Direction:
Write the records below out again exactly as given, with no images.

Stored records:

────────

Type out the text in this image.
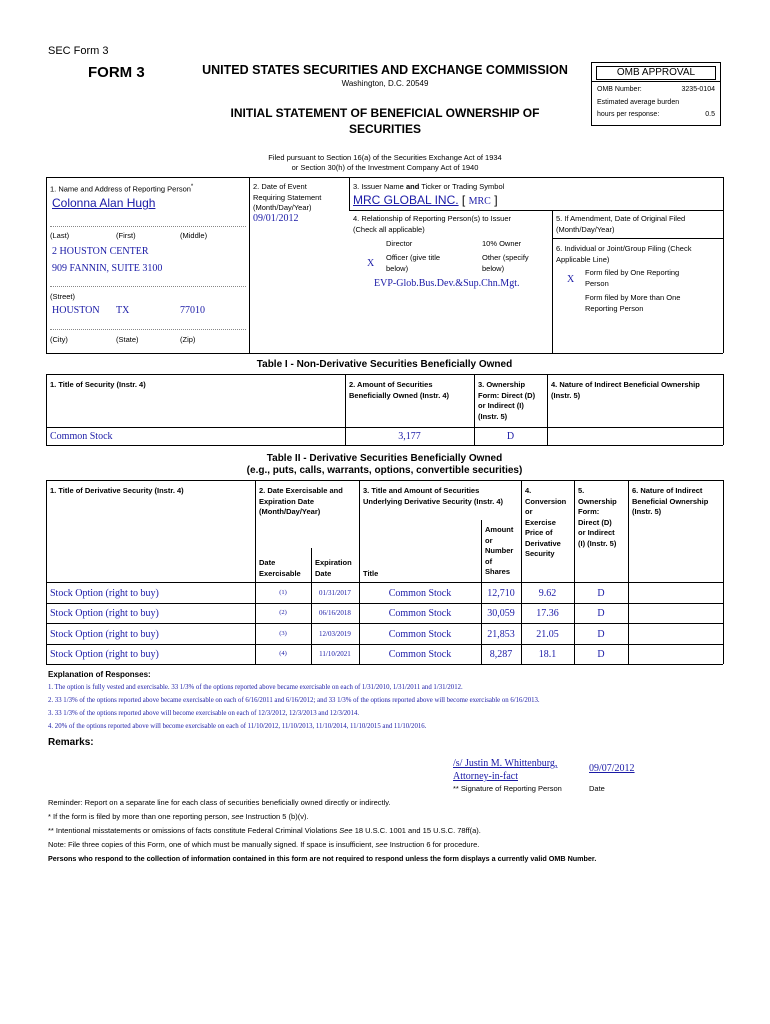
SEC Form 3
FORM 3	UNITED STATES SECURITIES AND EXCHANGE COMMISSION
Washington, D.C. 20549
INITIAL STATEMENT OF BENEFICIAL OWNERSHIP OF
SECURITIES
OMB APPROVAL
OMB Number:	3235-0104
Estimated average burden
hours per response:	0.5
Filed pursuant to Section 16(a) of the Securities Exchange Act of 1934
or Section 30(h) of the Investment Company Act of 1940
1. Name and Address of Reporting Person*
Colonna Alan Hugh
(Last)	(First)	(Middle)
2 HOUSTON CENTER
909 FANNIN, SUITE 3100
(Street)
HOUSTON TX	77010
(City)	(State)	(Zip)
2. Date of Event
Requiring Statement
(Month/Day/Year)
09/01/2012
3. Issuer Name and Ticker or Trading Symbol
MRC GLOBAL INC. [ MRC ]
4. Relationship of Reporting Person(s) to Issuer
(Check all applicable)
Director	10% Owner
X
Officer (give title
below)
Other (specify
below)
EVP-Glob.Bus.Dev.&Sup.Chn.Mgt.
5. If Amendment, Date of Original Filed
(Month/Day/Year)
6. Individual or Joint/Group Filing (Check
Applicable Line)
X
Form filed by One Reporting
Person
Form filed by More than One
Reporting Person
Table I - Non-Derivative Securities Beneficially Owned
1. Title of Security (Instr. 4)	2. Amount of Securities
Beneficially Owned (Instr. 4)
3. Ownership
Form: Direct (D)
or Indirect (I)
(Instr. 5)
4. Nature of Indirect Beneficial Ownership
(Instr. 5)
Common Stock	3,177	D
Table II - Derivative Securities Beneficially Owned
(e.g., puts, calls, warrants, options, convertible securities)
1. Title of Derivative Security (Instr. 4)	2. Date Exercisable and
Expiration Date
(Month/Day/Year)
Date
Exercisable
Expiration
Date
3. Title and Amount of Securities
Underlying Derivative Security (Instr. 4)
Title
Amount
or
Number
of
Shares
4.
Conversion
or
Exercise
Price of
Derivative
Security
5.
Ownership
Form:
Direct (D)
or Indirect
(I) (Instr. 5)
6. Nature of Indirect
Beneficial Ownership
(Instr. 5)
Stock Option (right to buy)	(1)	01/31/2017	Common Stock	12,710	9.62	D
Stock Option (right to buy)	(2)	06/16/2018	Common Stock	30,059	17.36	D
Stock Option (right to buy)	(3)	12/03/2019	Common Stock	21,853	21.05	D
Stock Option (right to buy)	(4)	11/10/2021	Common Stock	8,287	18.1	D
Explanation of Responses:
1. The option is fully vested and exercisable. 33 1/3% of the options reported above became exercisable on each of 1/31/2010, 1/31/2011 and 1/31/2012.
2. 33 1/3% of the options reported above became exercisable on each of 6/16/2011 and 6/16/2012; and 33 1/3% of the options reported above will become exercisable on 6/16/2013.
3. 33 1/3% of the options reported above will become exercisable on each of 12/3/2012, 12/3/2013 and 12/3/2014.
4. 20% of the options reported above will become exercisable on each of 11/10/2012, 11/10/2013, 11/10/2014, 11/10/2015 and 11/10/2016.
Remarks:
/s/ Justin M. Whittenburg,
Attorney-in-fact
09/07/2012
** Signature of Reporting Person	Date
Reminder: Report on a separate line for each class of securities beneficially owned directly or indirectly.
* If the form is filed by more than one reporting person, see Instruction 5 (b)(v).
** Intentional misstatements or omissions of facts constitute Federal Criminal Violations See 18 U.S.C. 1001 and 15 U.S.C. 78ff(a).
Note: File three copies of this Form, one of which must be manually signed. If space is insufficient, see Instruction 6 for procedure.
Persons who respond to the collection of information contained in this form are not required to respond unless the form displays a currently valid OMB Number.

────────

The completed task:
Type out the text in this image.
SEC Form 3
FORM 3	UNITED STATES SECURITIES AND EXCHANGE COMMISSION
Washington, D.C. 20549
INITIAL STATEMENT OF BENEFICIAL OWNERSHIP OF
SECURITIES
OMB APPROVAL
OMB Number:	3235-0104
Estimated average burden
hours per response:	0.5
Filed pursuant to Section 16(a) of the Securities Exchange Act of 1934
or Section 30(h) of the Investment Company Act of 1940
1. Name and Address of Reporting Person*
Colonna Alan Hugh
(Last)	(First)	(Middle)
2 HOUSTON CENTER
909 FANNIN, SUITE 3100
(Street)
HOUSTON TX	77010
(City)	(State)	(Zip)
2. Date of Event
Requiring Statement
(Month/Day/Year)
09/01/2012
3. Issuer Name and Ticker or Trading Symbol
MRC GLOBAL INC. [ MRC ]
4. Relationship of Reporting Person(s) to Issuer
(Check all applicable)
Director	10% Owner
X
Officer (give title
below)
Other (specify
below)
EVP-Glob.Bus.Dev.&Sup.Chn.Mgt.
5. If Amendment, Date of Original Filed
(Month/Day/Year)
6. Individual or Joint/Group Filing (Check
Applicable Line)
X
Form filed by One Reporting
Person
Form filed by More than One
Reporting Person
Table I - Non-Derivative Securities Beneficially Owned
1. Title of Security (Instr. 4)	2. Amount of Securities
Beneficially Owned (Instr. 4)
3. Ownership
Form: Direct (D)
or Indirect (I)
(Instr. 5)
4. Nature of Indirect Beneficial Ownership
(Instr. 5)
Common Stock	3,177	D
Table II - Derivative Securities Beneficially Owned
(e.g., puts, calls, warrants, options, convertible securities)
1. Title of Derivative Security (Instr. 4)	2. Date Exercisable and
Expiration Date
(Month/Day/Year)
Date
Exercisable
Expiration
Date
3. Title and Amount of Securities
Underlying Derivative Security (Instr. 4)
Title
Amount
or
Number
of
Shares
4.
Conversion
or
Exercise
Price of
Derivative
Security
5.
Ownership
Form:
Direct (D)
or Indirect
(I) (Instr. 5)
6. Nature of Indirect
Beneficial Ownership
(Instr. 5)
Stock Option (right to buy)	(1)	01/31/2017	Common Stock	12,710	9.62	D
Stock Option (right to buy)	(2)	06/16/2018	Common Stock	30,059	17.36	D
Stock Option (right to buy)	(3)	12/03/2019	Common Stock	21,853	21.05	D
Stock Option (right to buy)	(4)	11/10/2021	Common Stock	8,287	18.1	D
Explanation of Responses:
1. The option is fully vested and exercisable. 33 1/3% of the options reported above became exercisable on each of 1/31/2010, 1/31/2011 and 1/31/2012.
2. 33 1/3% of the options reported above became exercisable on each of 6/16/2011 and 6/16/2012; and 33 1/3% of the options reported above will become exercisable on 6/16/2013.
3. 33 1/3% of the options reported above will become exercisable on each of 12/3/2012, 12/3/2013 and 12/3/2014.
4. 20% of the options reported above will become exercisable on each of 11/10/2012, 11/10/2013, 11/10/2014, 11/10/2015 and 11/10/2016.
Remarks:
/s/ Justin M. Whittenburg,
Attorney-in-fact
09/07/2012
** Signature of Reporting Person	Date
Reminder: Report on a separate line for each class of securities beneficially owned directly or indirectly.
* If the form is filed by more than one reporting person, see Instruction 5 (b)(v).
** Intentional misstatements or omissions of facts constitute Federal Criminal Violations See 18 U.S.C. 1001 and 15 U.S.C. 78ff(a).
Note: File three copies of this Form, one of which must be manually signed. If space is insufficient, see Instruction 6 for procedure.
Persons who respond to the collection of information contained in this form are not required to respond unless the form displays a currently valid OMB Number.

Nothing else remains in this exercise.